:: To do ::
Return every record verbatim.
::::::::::
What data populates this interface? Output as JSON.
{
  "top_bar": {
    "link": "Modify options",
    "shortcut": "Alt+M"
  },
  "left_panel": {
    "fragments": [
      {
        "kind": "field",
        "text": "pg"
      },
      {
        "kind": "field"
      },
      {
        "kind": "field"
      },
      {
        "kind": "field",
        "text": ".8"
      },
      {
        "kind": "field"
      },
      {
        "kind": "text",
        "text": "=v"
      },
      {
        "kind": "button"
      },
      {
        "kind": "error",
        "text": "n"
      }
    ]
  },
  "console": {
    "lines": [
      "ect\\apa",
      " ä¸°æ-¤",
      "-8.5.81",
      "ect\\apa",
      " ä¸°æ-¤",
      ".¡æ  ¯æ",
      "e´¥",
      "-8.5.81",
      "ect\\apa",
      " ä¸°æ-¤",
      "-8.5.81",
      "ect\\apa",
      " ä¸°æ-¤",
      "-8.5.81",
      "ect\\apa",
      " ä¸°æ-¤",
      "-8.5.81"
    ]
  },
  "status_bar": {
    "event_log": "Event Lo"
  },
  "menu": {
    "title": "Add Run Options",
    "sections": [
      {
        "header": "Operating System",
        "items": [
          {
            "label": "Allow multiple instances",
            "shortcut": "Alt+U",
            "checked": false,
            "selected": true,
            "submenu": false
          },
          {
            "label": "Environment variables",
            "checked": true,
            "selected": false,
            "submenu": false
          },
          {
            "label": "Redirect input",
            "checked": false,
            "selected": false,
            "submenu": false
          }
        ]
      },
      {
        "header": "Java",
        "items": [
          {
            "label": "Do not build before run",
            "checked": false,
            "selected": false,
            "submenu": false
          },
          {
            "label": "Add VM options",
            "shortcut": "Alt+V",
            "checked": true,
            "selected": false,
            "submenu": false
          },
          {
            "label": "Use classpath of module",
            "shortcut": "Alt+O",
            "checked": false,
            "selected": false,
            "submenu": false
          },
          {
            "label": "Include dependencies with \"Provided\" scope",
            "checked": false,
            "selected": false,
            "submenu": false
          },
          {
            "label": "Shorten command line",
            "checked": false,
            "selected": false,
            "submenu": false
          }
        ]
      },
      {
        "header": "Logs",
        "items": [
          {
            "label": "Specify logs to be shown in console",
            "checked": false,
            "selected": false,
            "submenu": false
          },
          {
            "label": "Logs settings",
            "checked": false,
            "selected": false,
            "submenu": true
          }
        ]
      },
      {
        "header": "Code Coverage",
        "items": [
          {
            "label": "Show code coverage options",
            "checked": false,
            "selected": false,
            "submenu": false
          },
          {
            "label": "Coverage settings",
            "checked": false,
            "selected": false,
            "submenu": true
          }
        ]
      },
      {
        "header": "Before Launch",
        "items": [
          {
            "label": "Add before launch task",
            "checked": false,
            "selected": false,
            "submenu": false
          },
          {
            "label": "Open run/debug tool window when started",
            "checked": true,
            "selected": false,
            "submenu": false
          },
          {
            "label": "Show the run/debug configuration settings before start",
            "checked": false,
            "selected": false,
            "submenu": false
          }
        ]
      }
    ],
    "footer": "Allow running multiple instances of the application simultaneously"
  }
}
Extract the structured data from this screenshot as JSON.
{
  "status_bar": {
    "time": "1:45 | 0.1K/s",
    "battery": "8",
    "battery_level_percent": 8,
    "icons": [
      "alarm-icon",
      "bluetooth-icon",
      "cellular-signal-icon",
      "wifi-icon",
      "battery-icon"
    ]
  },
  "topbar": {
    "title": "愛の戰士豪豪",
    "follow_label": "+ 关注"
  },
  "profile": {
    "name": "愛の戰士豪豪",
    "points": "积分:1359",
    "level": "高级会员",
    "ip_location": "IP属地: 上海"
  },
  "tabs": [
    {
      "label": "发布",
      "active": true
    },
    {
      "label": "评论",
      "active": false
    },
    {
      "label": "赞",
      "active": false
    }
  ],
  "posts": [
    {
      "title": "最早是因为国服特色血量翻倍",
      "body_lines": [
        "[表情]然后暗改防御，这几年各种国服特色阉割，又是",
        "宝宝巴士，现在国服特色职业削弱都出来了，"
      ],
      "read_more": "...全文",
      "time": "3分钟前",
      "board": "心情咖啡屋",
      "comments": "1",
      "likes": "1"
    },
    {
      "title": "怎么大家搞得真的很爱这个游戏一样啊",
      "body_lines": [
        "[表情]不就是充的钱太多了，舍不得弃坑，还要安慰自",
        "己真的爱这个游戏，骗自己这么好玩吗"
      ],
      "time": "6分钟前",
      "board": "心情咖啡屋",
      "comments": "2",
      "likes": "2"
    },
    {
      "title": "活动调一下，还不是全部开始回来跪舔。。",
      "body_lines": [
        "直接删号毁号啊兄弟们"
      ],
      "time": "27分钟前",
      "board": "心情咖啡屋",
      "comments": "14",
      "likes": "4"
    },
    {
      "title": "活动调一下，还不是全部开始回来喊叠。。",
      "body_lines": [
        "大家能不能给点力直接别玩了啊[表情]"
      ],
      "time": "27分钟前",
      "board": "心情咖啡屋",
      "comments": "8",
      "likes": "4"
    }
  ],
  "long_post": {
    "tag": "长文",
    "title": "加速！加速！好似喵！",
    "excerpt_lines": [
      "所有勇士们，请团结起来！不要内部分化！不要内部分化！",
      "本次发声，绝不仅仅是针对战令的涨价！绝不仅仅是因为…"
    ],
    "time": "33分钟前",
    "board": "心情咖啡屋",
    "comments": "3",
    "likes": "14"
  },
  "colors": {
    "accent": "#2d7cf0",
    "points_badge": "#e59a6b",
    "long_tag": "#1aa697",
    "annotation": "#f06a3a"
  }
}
::::::::::
:: Answer in full ::
What data populates this interface? Output as JSON.
{
  "top_bar": {
    "link": "Modify options",
    "shortcut": "Alt+M"
  },
  "left_panel": {
    "fragments": [
      {
        "kind": "field",
        "text": "pg"
      },
      {
        "kind": "field"
      },
      {
        "kind": "field"
      },
      {
        "kind": "field",
        "text": ".8"
      },
      {
        "kind": "field"
      },
      {
        "kind": "text",
        "text": "=v"
      },
      {
        "kind": "button"
      },
      {
        "kind": "error",
        "text": "n"
      }
    ]
  },
  "console": {
    "lines": [
      "ect\\apa",
      " ä¸°æ-¤",
      "-8.5.81",
      "ect\\apa",
      " ä¸°æ-¤",
      ".¡æ  ¯æ",
      "e´¥",
      "-8.5.81",
      "ect\\apa",
      " ä¸°æ-¤",
      "-8.5.81",
      "ect\\apa",
      " ä¸°æ-¤",
      "-8.5.81",
      "ect\\apa",
      " ä¸°æ-¤",
      "-8.5.81"
    ]
  },
  "status_bar": {
    "event_log": "Event Lo"
  },
  "menu": {
    "title": "Add Run Options",
    "sections": [
      {
        "header": "Operating System",
        "items": [
          {
            "label": "Allow multiple instances",
            "shortcut": "Alt+U",
            "checked": false,
            "selected": true,
            "submenu": false
          },
          {
            "label": "Environment variables",
            "checked": true,
            "selected": false,
            "submenu": false
          },
          {
            "label": "Redirect input",
            "checked": false,
            "selected": false,
            "submenu": false
          }
        ]
      },
      {
        "header": "Java",
        "items": [
          {
            "label": "Do not build before run",
            "checked": false,
            "selected": false,
            "submenu": false
          },
          {
            "label": "Add VM options",
            "shortcut": "Alt+V",
            "checked": true,
            "selected": false,
            "submenu": false
          },
          {
            "label": "Use classpath of module",
            "shortcut": "Alt+O",
            "checked": false,
            "selected": false,
            "submenu": false
          },
          {
            "label": "Include dependencies with \"Provided\" scope",
            "checked": false,
            "selected": false,
            "submenu": false
          },
          {
            "label": "Shorten command line",
            "checked": false,
            "selected": false,
            "submenu": false
          }
        ]
      },
      {
        "header": "Logs",
        "items": [
          {
            "label": "Specify logs to be shown in console",
            "checked": false,
            "selected": false,
            "submenu": false
          },
          {
            "label": "Logs settings",
            "checked": false,
            "selected": false,
            "submenu": true
          }
        ]
      },
      {
        "header": "Code Coverage",
        "items": [
          {
            "label": "Show code coverage options",
            "checked": false,
            "selected": false,
            "submenu": false
          },
          {
            "label": "Coverage settings",
            "checked": false,
            "selected": false,
            "submenu": true
          }
        ]
      },
      {
        "header": "Before Launch",
        "items": [
          {
            "label": "Add before launch task",
            "checked": false,
            "selected": false,
            "submenu": false
          },
          {
            "label": "Open run/debug tool window when started",
            "checked": true,
            "selected": false,
            "submenu": false
          },
          {
            "label": "Show the run/debug configuration settings before start",
            "checked": false,
            "selected": false,
            "submenu": false
          }
        ]
      }
    ],
    "footer": "Allow running multiple instances of the application simultaneously"
  }
}
Extract the structured data from this screenshot as JSON.
{
  "status_bar": {
    "time": "1:45 | 0.1K/s",
    "battery": "8",
    "battery_level_percent": 8,
    "icons": [
      "alarm-icon",
      "bluetooth-icon",
      "cellular-signal-icon",
      "wifi-icon",
      "battery-icon"
    ]
  },
  "topbar": {
    "title": "愛の戰士豪豪",
    "follow_label": "+ 关注"
  },
  "profile": {
    "name": "愛の戰士豪豪",
    "points": "积分:1359",
    "level": "高级会员",
    "ip_location": "IP属地: 上海"
  },
  "tabs": [
    {
      "label": "发布",
      "active": true
    },
    {
      "label": "评论",
      "active": false
    },
    {
      "label": "赞",
      "active": false
    }
  ],
  "posts": [
    {
      "title": "最早是因为国服特色血量翻倍",
      "body_lines": [
        "[表情]然后暗改防御，这几年各种国服特色阉割，又是",
        "宝宝巴士，现在国服特色职业削弱都出来了，"
      ],
      "read_more": "...全文",
      "time": "3分钟前",
      "board": "心情咖啡屋",
      "comments": "1",
      "likes": "1"
    },
    {
      "title": "怎么大家搞得真的很爱这个游戏一样啊",
      "body_lines": [
        "[表情]不就是充的钱太多了，舍不得弃坑，还要安慰自",
        "己真的爱这个游戏，骗自己这么好玩吗"
      ],
      "time": "6分钟前",
      "board": "心情咖啡屋",
      "comments": "2",
      "likes": "2"
    },
    {
      "title": "活动调一下，还不是全部开始回来跪舔。。",
      "body_lines": [
        "直接删号毁号啊兄弟们"
      ],
      "time": "27分钟前",
      "board": "心情咖啡屋",
      "comments": "14",
      "likes": "4"
    },
    {
      "title": "活动调一下，还不是全部开始回来喊叠。。",
      "body_lines": [
        "大家能不能给点力直接别玩了啊[表情]"
      ],
      "time": "27分钟前",
      "board": "心情咖啡屋",
      "comments": "8",
      "likes": "4"
    }
  ],
  "long_post": {
    "tag": "长文",
    "title": "加速！加速！好似喵！",
    "excerpt_lines": [
      "所有勇士们，请团结起来！不要内部分化！不要内部分化！",
      "本次发声，绝不仅仅是针对战令的涨价！绝不仅仅是因为…"
    ],
    "time": "33分钟前",
    "board": "心情咖啡屋",
    "comments": "3",
    "likes": "14"
  },
  "colors": {
    "accent": "#2d7cf0",
    "points_badge": "#e59a6b",
    "long_tag": "#1aa697",
    "annotation": "#f06a3a"
  }
}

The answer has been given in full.